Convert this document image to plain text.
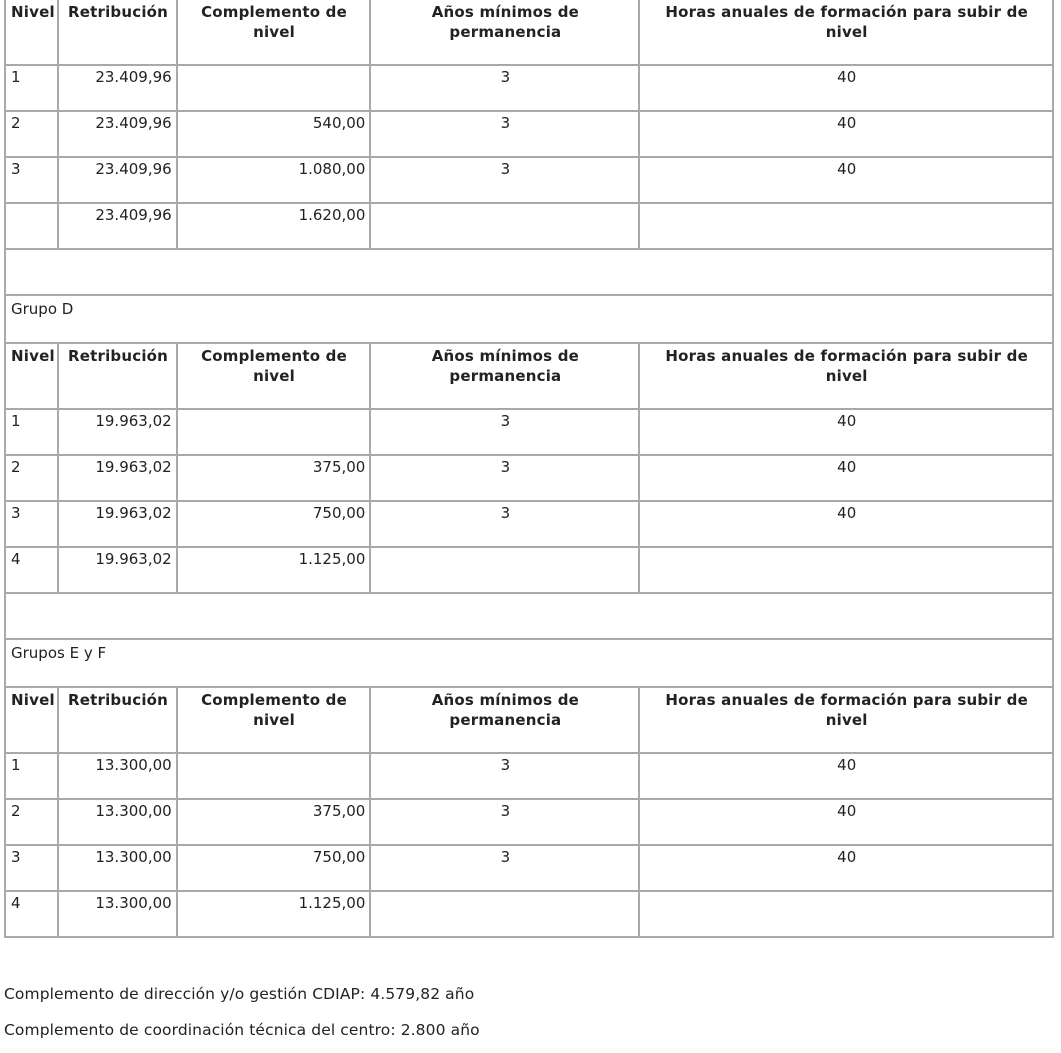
Nivel	Retribución	Complemento de nivel	Años mínimos de permanencia	Horas anuales de formación para subir de nivel
1	23.409,96		3	40
2	23.409,96	540,00	3	40
3	23.409,96	1.080,00	3	40
	23.409,96	1.620,00		

Grupo D				
Nivel	Retribución	Complemento de nivel	Años mínimos de permanencia	Horas anuales de formación para subir de nivel
1	19.963,02		3	40
2	19.963,02	375,00	3	40
3	19.963,02	750,00	3	40
4	19.963,02	1.125,00		

Grupos E y F				
Nivel	Retribución	Complemento de nivel	Años mínimos de permanencia	Horas anuales de formación para subir de nivel
1	13.300,00		3	40
2	13.300,00	375,00	3	40
3	13.300,00	750,00	3	40
4	13.300,00	1.125,00		

Complemento de dirección y/o gestión CDIAP: 4.579,82 año

Complemento de coordinación técnica del centro: 2.800 año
★ ★ ★ ★ ★
** Stated exercise **
Reproduce every line exactly and omit all pictures.

** Reply **
Convert this document image to plain text.
Nivel	Retribución	Complemento de nivel	Años mínimos de permanencia	Horas anuales de formación para subir de nivel
1	23.409,96		3	40
2	23.409,96	540,00	3	40
3	23.409,96	1.080,00	3	40
	23.409,96	1.620,00		

Grupo D				
Nivel	Retribución	Complemento de nivel	Años mínimos de permanencia	Horas anuales de formación para subir de nivel
1	19.963,02		3	40
2	19.963,02	375,00	3	40
3	19.963,02	750,00	3	40
4	19.963,02	1.125,00		

Grupos E y F				
Nivel	Retribución	Complemento de nivel	Años mínimos de permanencia	Horas anuales de formación para subir de nivel
1	13.300,00		3	40
2	13.300,00	375,00	3	40
3	13.300,00	750,00	3	40
4	13.300,00	1.125,00		

Complemento de dirección y/o gestión CDIAP: 4.579,82 año

Complemento de coordinación técnica del centro: 2.800 año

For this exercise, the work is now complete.